SHORT TASK A:
Please rewrite the part of the records that opens with the line containing "rating-cell: 好 [316,946,377,973]" and closes with the line containing "condition-cell: 液体 [810,1147,898,1174]", replacing "chemical-name-cell" with "substance-cell" and keeping everything else the same.

***** EXCERPT TO READ *****

Question

Does anyone have the time to check about 5-7 problems for me? I already have my answers. This is new material (sin/cos/tan) and I would like to make sure I am doing it right. Thank you ! I will post the first 2 questions below!

Answer 1

I circled my answers

Answer 2

good job

Answer 3

I hope you haven't solve these questions using calculator.

Answer 4

10*cos(36)


18*sin(35)

Answer 5

Did i get it wrong?! :(

Answer 6

look good to me, just practice setting up the cos(a) and sin(a) ratios

Answer 7

You aren't wrong.

Answer 8

tangent uses the sides...

inverse tangent of that ratio ..

Answer 9

and use cosine for the last

Answer 10

Dan, is that for the next set i put (26 & 27) or the first set (21-22)?

Answer 11

all look good... what are you unsure about?

Answer 12

Trigonometry is just new to me, so I am having you all check my answers to make sure my mind is on the right track

how about this, I got B for #28 >

Answer 13

ok, for 28, what did you do

Answer 14

you can just type the thought process if you want

Answer 15

For 28, I am given the hypotenuse and opposite so I used sin. method
8/14 (opp/hyp) = 0.571
the I did sin^-1 (0.571)= 34.8 (and then I have to round up to 35)

Answer 16

right, after a few practice, using sin, cos, tan, just becomes like a pattern, look opposite side and hyp for sin, not really thinking opposite and hypotenuse...

Answer 17

29. B
30. B

these are the last 2 I need check, you know, just for assuring purposes lol

Answer 18

Sorry I had so many questinos, I am just very prone to making simple mistakes and getting things wrong, even when I knw how to do it xD

Answer 19

inverse tangent, and inverse sin of those ratios

Answer 20

here, some examples

Answer 21

here is a reference sheet for things

Answer 22

Alrighty Thank you for checking them!!

do you think you have time to walk me through one problem that I do not know how to work out that involves manipulating a formula? (it is the only one I cannot figure out on my whole assignment)

Answer 23

sure

Answer 24

alright, i am pretty good at formulas, but this one i have no idea

Answer 25

ok, that is just some algebra , moving things around

Answer 26

im gonna right down the steps as we go if thats all right (for future reference0

Answer 27

\[\large A = 2\pi*r^2 + 2\pi*r*h\]

Answer 28

ok,..notice that is the 2* area of a circle + circumference*height, or the surface area of a cylinder

you want so solve for pi = something

Answer 29

I have to end up with an equation that solves for \[\pi = ?\] not numerical values, but variables

Answer 30

2 steps is easiest,

factor the common pi from both of those terms

\[\large A = 2\pi*r^2 + 2\pi*r*h = \pi*[2r^2 + 2rh]\]

Answer 31

then just divide by all that in the quantity

Answer 32

left with pi = A/[ ]

Answer 33

\[\pi = \frac{ a }{ 2r^2 + 2rh }\] ?

*****

SHORT TASK B:
In the trigonometry thread, what result did the student get for sin^-1 (0.571) on problem 28, and what was it rounded to?

***** RECORDS SHOWN *****

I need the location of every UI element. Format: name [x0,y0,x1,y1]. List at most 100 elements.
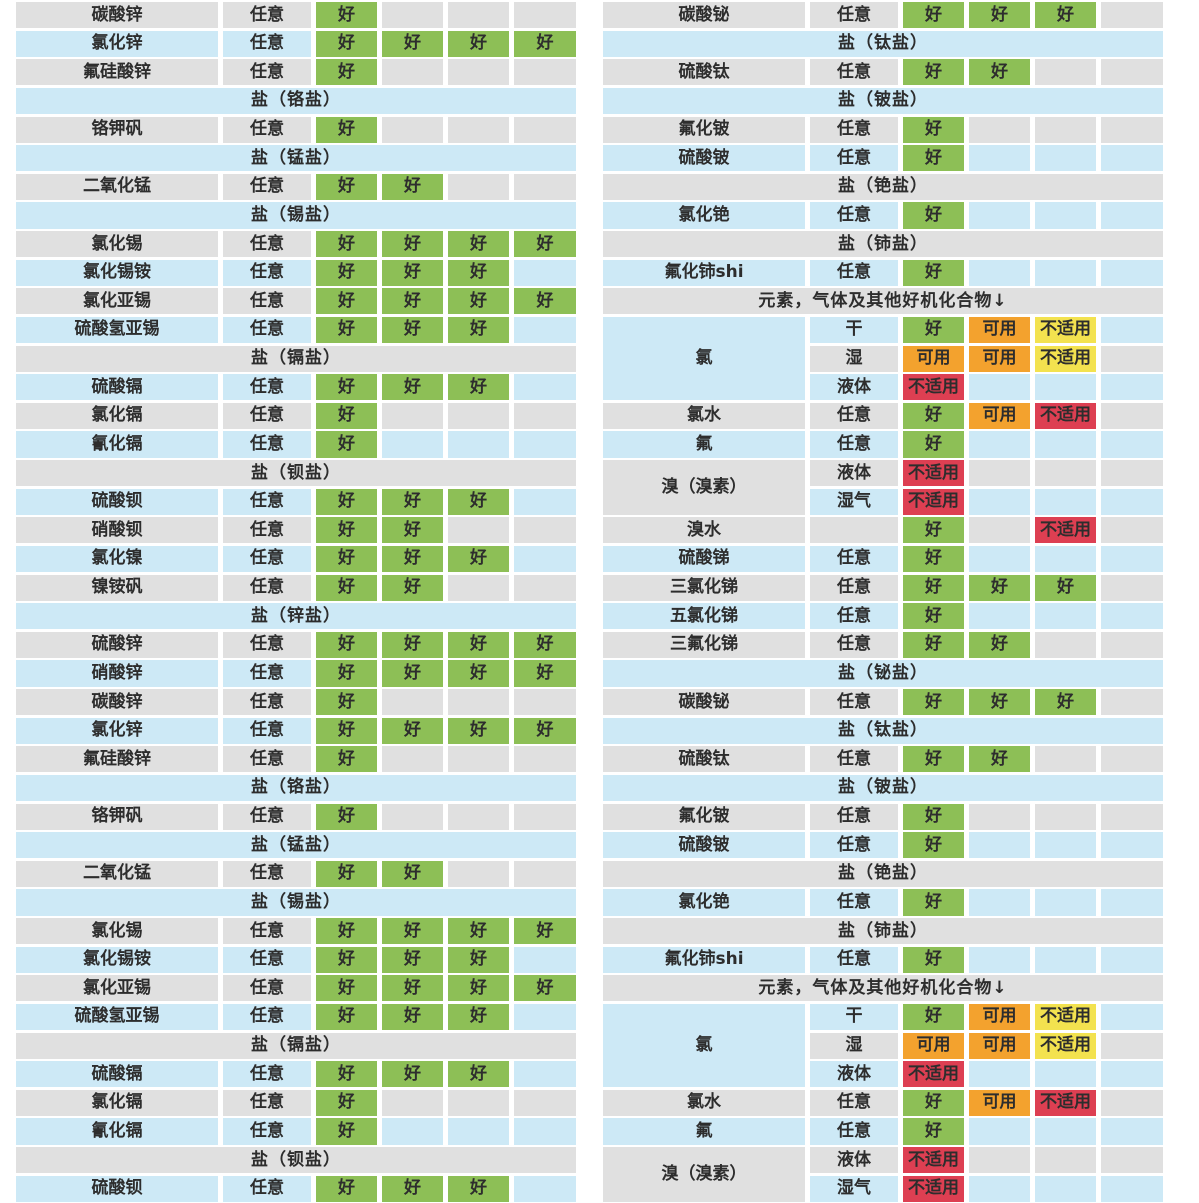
rating-cell: 好 [316,946,377,973]
rating-cell: 好 [514,717,576,744]
condition-cell [810,517,898,544]
rating-cell: 好 [382,1061,443,1088]
rating-cell: 好 [514,660,576,687]
rating-cell [448,1089,509,1116]
rating-cell: 不适用 [903,460,964,487]
rating-cell: 好 [903,803,964,830]
chemical-name-cell: 硫酸氢亚锡 [16,316,218,344]
chemical-name-cell: 硝酸锌 [16,660,218,687]
rating-cell: 好 [969,746,1030,773]
rating-cell [1101,517,1163,544]
rating-cell: 可用 [903,345,964,372]
rating-cell: 好 [903,1118,964,1145]
rating-cell: 可用 [969,1032,1030,1059]
rating-cell: 好 [316,259,377,286]
condition-cell: 液体 [810,1147,898,1174]
condition-cell: 任意 [223,374,311,401]
rating-cell [1101,202,1163,229]
rating-cell: 不适用 [903,1175,964,1202]
condition-cell: 液体 [810,374,898,401]
rating-cell: 不适用 [1035,402,1096,429]
rating-cell [969,202,1030,229]
rating-cell [1101,488,1163,515]
rating-cell [969,431,1030,458]
rating-cell: 好 [382,374,443,401]
rating-cell [969,545,1030,573]
rating-cell: 好 [316,2,377,29]
rating-cell: 好 [316,30,377,57]
section-header: 盐（锡盐） [16,202,576,229]
rating-cell [448,402,509,429]
rating-cell [448,746,509,773]
chemical-name-cell: 硝酸钡 [16,517,218,544]
rating-cell: 好 [903,832,964,859]
condition-cell: 任意 [223,946,311,973]
rating-cell [1101,316,1163,344]
condition-cell: 任意 [810,202,898,229]
rating-cell [1101,803,1163,830]
rating-cell [448,431,509,458]
rating-cell [1101,631,1163,658]
rating-cell [1101,889,1163,916]
rating-cell: 可用 [903,1032,964,1059]
chemical-name-cell: 溴（溴素） [603,460,805,515]
condition-cell: 任意 [223,975,311,1002]
condition-cell: 湿 [810,1032,898,1059]
condition-cell: 任意 [223,803,311,830]
rating-cell: 好 [448,30,509,57]
rating-cell [514,116,576,143]
chemical-name-cell: 氯化镍 [16,545,218,573]
rating-cell: 好 [382,259,443,286]
chemical-name-cell: 氯化镉 [16,402,218,429]
rating-cell: 好 [316,402,377,429]
condition-cell: 任意 [810,832,898,859]
rating-cell [969,603,1030,630]
rating-cell [514,59,576,86]
condition-cell: 任意 [223,488,311,515]
rating-cell [448,689,509,716]
chemical-name-cell: 硫酸铍 [603,832,805,859]
rating-cell: 好 [448,1003,509,1031]
rating-cell: 好 [903,889,964,916]
rating-cell [1101,1061,1163,1088]
rating-cell [1035,746,1096,773]
rating-cell [382,803,443,830]
rating-cell [1035,889,1096,916]
rating-cell [1101,402,1163,429]
rating-cell [514,860,576,887]
rating-cell: 好 [1035,574,1096,601]
chemical-name-cell: 镍铵矾 [16,574,218,601]
rating-cell [1035,603,1096,630]
rating-cell: 可用 [969,345,1030,372]
condition-cell: 任意 [810,603,898,630]
rating-cell: 好 [316,631,377,658]
condition-cell: 任意 [223,316,311,344]
rating-cell: 可用 [969,316,1030,344]
rating-cell [1101,116,1163,143]
chemical-name-cell: 氟化铍 [603,803,805,830]
rating-cell: 好 [382,717,443,744]
rating-cell [1035,545,1096,573]
condition-cell: 任意 [810,889,898,916]
section-header: 盐（锌盐） [16,603,576,630]
rating-cell: 好 [903,574,964,601]
condition-cell: 任意 [810,1089,898,1116]
condition-cell: 任意 [810,545,898,573]
rating-cell: 不适用 [903,374,964,401]
rating-cell: 好 [316,59,377,86]
section-header: 盐（钡盐） [16,1147,576,1174]
rating-cell: 好 [316,231,377,258]
rating-cell [514,1089,576,1116]
rating-cell: 好 [514,231,576,258]
rating-cell: 好 [448,631,509,658]
rating-cell: 好 [1035,689,1096,716]
rating-cell [969,488,1030,515]
rating-cell [382,59,443,86]
rating-cell: 不适用 [1035,1032,1096,1059]
rating-cell: 可用 [969,402,1030,429]
chemical-name-cell: 氟化铍 [603,116,805,143]
rating-cell [1035,460,1096,487]
rating-cell: 不适用 [903,1061,964,1088]
rating-cell [1101,832,1163,859]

*****

PROBLEM SOLUTION A:
rating-cell: 好 [316,946,377,973]
rating-cell: 好 [514,717,576,744]
condition-cell [810,517,898,544]
rating-cell: 好 [382,1061,443,1088]
rating-cell: 好 [514,660,576,687]
rating-cell [448,1089,509,1116]
rating-cell: 不适用 [903,460,964,487]
rating-cell: 好 [903,803,964,830]
substance-cell: 硫酸氢亚锡 [16,316,218,344]
substance-cell: 硝酸锌 [16,660,218,687]
rating-cell: 好 [969,746,1030,773]
rating-cell [1101,517,1163,544]
rating-cell: 可用 [903,345,964,372]
rating-cell: 好 [903,1118,964,1145]
rating-cell: 可用 [969,1032,1030,1059]
rating-cell: 好 [316,259,377,286]
condition-cell: 液体 [810,1147,898,1174]

PROBLEM SOLUTION B:
34.8, rounded up to 35.